## WHAT THE EXERCISE ASKS
Restate the data word for word and leave the images out.
====
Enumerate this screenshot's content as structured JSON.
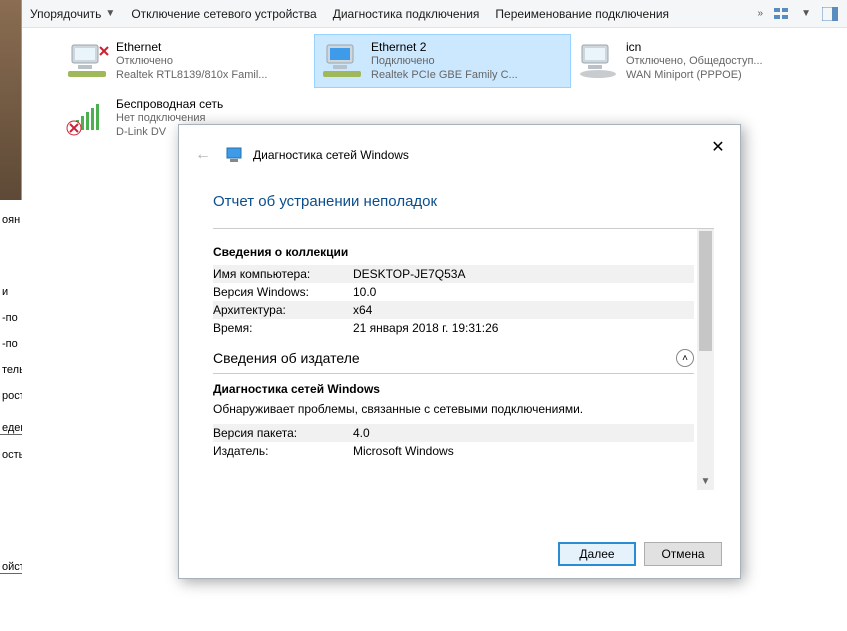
{
  "toolbar": {
    "organize": "Упорядочить",
    "disable": "Отключение сетевого устройства",
    "diagnose": "Диагностика подключения",
    "rename": "Переименование подключения"
  },
  "adapters": [
    {
      "name": "Ethernet",
      "status": "Отключено",
      "desc": "Realtek RTL8139/810x Famil...",
      "type": "eth-disabled"
    },
    {
      "name": "Ethernet 2",
      "status": "Подключено",
      "desc": "Realtek PCIe GBE Family C...",
      "type": "eth-enabled",
      "selected": true
    },
    {
      "name": "icn",
      "status": "Отключено, Общедоступ...",
      "desc": "WAN Miniport (PPPOE)",
      "type": "wan"
    },
    {
      "name": "Беспроводная сеть",
      "status": "Нет подключения",
      "desc": "D-Link DV",
      "type": "wifi-none"
    }
  ],
  "left_fragments": [
    "оян",
    "",
    "",
    "",
    "и",
    "-по",
    "-по",
    "тель",
    "рост",
    "",
    "еден",
    "ость",
    "",
    "",
    "",
    "",
    "ойст",
    ""
  ],
  "dialog": {
    "title": "Диагностика сетей Windows",
    "report_title": "Отчет об устранении неполадок",
    "section_collection": "Сведения о коллекции",
    "computer_name_label": "Имя компьютера:",
    "computer_name": "DESKTOP-JE7Q53A",
    "win_version_label": "Версия Windows:",
    "win_version": "10.0",
    "arch_label": "Архитектура:",
    "arch": "x64",
    "time_label": "Время:",
    "time": "21 января 2018 г. 19:31:26",
    "section_publisher": "Сведения об издателе",
    "pack_title": "Диагностика сетей Windows",
    "pack_desc": "Обнаруживает проблемы, связанные с сетевыми подключениями.",
    "pack_ver_label": "Версия пакета:",
    "pack_ver": "4.0",
    "publisher_label": "Издатель:",
    "publisher": "Microsoft Windows",
    "btn_next": "Далее",
    "btn_cancel": "Отмена"
  }
}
====
## REPLY
Enumerate this screenshot's content as structured JSON.
{
  "toolbar": {
    "organize": "Упорядочить",
    "disable": "Отключение сетевого устройства",
    "diagnose": "Диагностика подключения",
    "rename": "Переименование подключения"
  },
  "adapters": [
    {
      "name": "Ethernet",
      "status": "Отключено",
      "desc": "Realtek RTL8139/810x Famil...",
      "type": "eth-disabled"
    },
    {
      "name": "Ethernet 2",
      "status": "Подключено",
      "desc": "Realtek PCIe GBE Family C...",
      "type": "eth-enabled",
      "selected": true
    },
    {
      "name": "icn",
      "status": "Отключено, Общедоступ...",
      "desc": "WAN Miniport (PPPOE)",
      "type": "wan"
    },
    {
      "name": "Беспроводная сеть",
      "status": "Нет подключения",
      "desc": "D-Link DV",
      "type": "wifi-none"
    }
  ],
  "left_fragments": [
    "оян",
    "",
    "",
    "",
    "и",
    "-по",
    "-по",
    "тель",
    "рост",
    "",
    "еден",
    "ость",
    "",
    "",
    "",
    "",
    "ойст",
    ""
  ],
  "dialog": {
    "title": "Диагностика сетей Windows",
    "report_title": "Отчет об устранении неполадок",
    "section_collection": "Сведения о коллекции",
    "computer_name_label": "Имя компьютера:",
    "computer_name": "DESKTOP-JE7Q53A",
    "win_version_label": "Версия Windows:",
    "win_version": "10.0",
    "arch_label": "Архитектура:",
    "arch": "x64",
    "time_label": "Время:",
    "time": "21 января 2018 г. 19:31:26",
    "section_publisher": "Сведения об издателе",
    "pack_title": "Диагностика сетей Windows",
    "pack_desc": "Обнаруживает проблемы, связанные с сетевыми подключениями.",
    "pack_ver_label": "Версия пакета:",
    "pack_ver": "4.0",
    "publisher_label": "Издатель:",
    "publisher": "Microsoft Windows",
    "btn_next": "Далее",
    "btn_cancel": "Отмена"
  }
}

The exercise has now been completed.